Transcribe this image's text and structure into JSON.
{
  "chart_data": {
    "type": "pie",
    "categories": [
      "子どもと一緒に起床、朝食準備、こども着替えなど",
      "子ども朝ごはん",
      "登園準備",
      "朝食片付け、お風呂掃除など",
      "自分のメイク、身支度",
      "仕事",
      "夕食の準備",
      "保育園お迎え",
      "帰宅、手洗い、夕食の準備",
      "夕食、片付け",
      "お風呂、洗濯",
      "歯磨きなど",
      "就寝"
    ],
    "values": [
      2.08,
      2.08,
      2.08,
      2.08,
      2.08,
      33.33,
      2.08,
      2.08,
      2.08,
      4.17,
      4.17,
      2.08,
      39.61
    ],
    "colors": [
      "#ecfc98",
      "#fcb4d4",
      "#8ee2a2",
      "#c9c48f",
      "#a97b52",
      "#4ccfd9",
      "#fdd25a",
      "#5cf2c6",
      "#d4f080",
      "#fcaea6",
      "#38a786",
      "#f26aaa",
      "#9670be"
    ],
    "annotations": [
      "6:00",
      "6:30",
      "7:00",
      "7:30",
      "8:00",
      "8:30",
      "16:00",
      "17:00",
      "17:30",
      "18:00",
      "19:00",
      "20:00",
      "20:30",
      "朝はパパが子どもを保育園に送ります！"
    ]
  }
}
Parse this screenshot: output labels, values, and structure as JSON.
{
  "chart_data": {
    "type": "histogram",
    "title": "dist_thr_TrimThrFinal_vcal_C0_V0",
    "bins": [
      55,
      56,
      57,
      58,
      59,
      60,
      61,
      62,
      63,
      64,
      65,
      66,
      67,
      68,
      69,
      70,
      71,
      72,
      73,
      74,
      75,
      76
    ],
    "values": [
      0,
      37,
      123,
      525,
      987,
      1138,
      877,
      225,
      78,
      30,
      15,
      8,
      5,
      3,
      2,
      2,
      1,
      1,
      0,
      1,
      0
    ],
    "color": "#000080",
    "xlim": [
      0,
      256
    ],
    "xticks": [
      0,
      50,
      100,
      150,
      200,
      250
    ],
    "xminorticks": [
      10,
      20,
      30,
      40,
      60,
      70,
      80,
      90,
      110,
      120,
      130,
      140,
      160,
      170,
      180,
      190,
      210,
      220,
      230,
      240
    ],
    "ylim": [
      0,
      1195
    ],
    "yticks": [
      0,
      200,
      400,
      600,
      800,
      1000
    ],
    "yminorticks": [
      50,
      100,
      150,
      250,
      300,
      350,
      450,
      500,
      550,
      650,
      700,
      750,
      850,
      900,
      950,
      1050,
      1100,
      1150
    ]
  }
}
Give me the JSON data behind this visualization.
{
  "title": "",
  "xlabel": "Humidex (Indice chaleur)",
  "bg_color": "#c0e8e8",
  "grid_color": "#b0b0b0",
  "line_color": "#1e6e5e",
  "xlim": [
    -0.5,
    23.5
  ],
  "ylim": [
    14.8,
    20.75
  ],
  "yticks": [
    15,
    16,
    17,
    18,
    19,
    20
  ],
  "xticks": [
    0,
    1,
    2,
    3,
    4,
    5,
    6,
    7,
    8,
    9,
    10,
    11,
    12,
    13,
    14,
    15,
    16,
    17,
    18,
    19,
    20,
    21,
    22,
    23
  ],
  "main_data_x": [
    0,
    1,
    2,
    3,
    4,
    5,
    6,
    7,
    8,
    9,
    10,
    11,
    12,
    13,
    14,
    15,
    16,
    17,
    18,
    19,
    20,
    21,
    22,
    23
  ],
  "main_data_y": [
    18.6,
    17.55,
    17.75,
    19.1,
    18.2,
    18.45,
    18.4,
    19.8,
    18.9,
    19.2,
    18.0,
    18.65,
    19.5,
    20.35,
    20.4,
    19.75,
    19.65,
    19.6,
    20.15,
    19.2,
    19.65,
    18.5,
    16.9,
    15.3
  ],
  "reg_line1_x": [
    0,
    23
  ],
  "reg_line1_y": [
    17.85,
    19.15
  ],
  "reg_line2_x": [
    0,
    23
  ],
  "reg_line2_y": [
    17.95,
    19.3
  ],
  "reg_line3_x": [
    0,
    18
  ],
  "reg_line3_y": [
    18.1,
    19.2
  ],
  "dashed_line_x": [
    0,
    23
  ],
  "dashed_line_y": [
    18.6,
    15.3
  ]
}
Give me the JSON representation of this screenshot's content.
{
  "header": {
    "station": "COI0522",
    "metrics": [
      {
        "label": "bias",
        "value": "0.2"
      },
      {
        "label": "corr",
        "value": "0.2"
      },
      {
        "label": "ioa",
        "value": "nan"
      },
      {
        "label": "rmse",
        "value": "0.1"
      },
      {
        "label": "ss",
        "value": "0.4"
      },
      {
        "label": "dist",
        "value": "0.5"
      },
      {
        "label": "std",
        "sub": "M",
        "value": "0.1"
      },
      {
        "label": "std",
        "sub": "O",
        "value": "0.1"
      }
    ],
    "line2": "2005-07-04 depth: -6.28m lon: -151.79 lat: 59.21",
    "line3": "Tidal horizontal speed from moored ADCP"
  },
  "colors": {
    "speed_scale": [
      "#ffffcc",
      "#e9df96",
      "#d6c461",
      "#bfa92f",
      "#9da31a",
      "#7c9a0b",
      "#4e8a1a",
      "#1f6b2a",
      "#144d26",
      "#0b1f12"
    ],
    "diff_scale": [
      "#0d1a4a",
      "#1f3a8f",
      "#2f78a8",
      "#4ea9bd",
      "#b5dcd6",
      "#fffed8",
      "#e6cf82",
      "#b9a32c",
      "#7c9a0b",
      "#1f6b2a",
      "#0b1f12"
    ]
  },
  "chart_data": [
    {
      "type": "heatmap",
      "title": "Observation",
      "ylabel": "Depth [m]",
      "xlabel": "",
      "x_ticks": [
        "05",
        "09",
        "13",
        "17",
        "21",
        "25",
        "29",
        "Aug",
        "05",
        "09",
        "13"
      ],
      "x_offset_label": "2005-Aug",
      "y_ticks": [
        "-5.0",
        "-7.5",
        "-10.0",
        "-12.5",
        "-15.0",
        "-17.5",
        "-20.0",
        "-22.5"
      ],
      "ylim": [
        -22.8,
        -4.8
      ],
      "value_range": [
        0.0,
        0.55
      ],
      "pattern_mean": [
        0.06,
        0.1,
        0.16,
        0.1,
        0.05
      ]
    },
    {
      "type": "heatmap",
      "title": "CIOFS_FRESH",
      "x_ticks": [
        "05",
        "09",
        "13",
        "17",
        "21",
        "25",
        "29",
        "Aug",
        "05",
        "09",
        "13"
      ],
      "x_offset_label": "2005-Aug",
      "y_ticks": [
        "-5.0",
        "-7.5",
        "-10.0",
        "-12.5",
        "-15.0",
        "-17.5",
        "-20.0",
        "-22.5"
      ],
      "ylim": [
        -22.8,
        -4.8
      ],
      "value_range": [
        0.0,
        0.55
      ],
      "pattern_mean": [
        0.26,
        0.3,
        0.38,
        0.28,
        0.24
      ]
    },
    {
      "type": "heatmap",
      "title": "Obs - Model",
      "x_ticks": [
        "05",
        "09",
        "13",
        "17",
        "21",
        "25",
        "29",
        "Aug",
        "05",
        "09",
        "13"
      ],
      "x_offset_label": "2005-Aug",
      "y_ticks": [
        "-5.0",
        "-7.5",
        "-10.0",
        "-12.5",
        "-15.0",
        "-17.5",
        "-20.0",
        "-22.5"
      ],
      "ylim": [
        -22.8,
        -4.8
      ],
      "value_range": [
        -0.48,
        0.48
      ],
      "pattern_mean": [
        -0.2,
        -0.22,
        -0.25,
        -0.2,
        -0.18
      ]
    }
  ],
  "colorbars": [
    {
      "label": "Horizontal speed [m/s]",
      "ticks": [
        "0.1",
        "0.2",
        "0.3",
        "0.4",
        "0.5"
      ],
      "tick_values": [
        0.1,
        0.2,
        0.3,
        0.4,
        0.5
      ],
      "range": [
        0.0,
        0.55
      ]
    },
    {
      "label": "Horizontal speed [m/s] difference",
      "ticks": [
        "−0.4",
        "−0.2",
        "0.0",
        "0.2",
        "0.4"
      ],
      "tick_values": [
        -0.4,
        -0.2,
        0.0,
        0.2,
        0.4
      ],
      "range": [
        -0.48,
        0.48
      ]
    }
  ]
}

▶ **Aim of the task**: Copy all lines from the data that hold the word "xlabel".

▶ **Answer to this task**:
  "xlabel": "Humidex (Indice chaleur)",
      "xlabel": "",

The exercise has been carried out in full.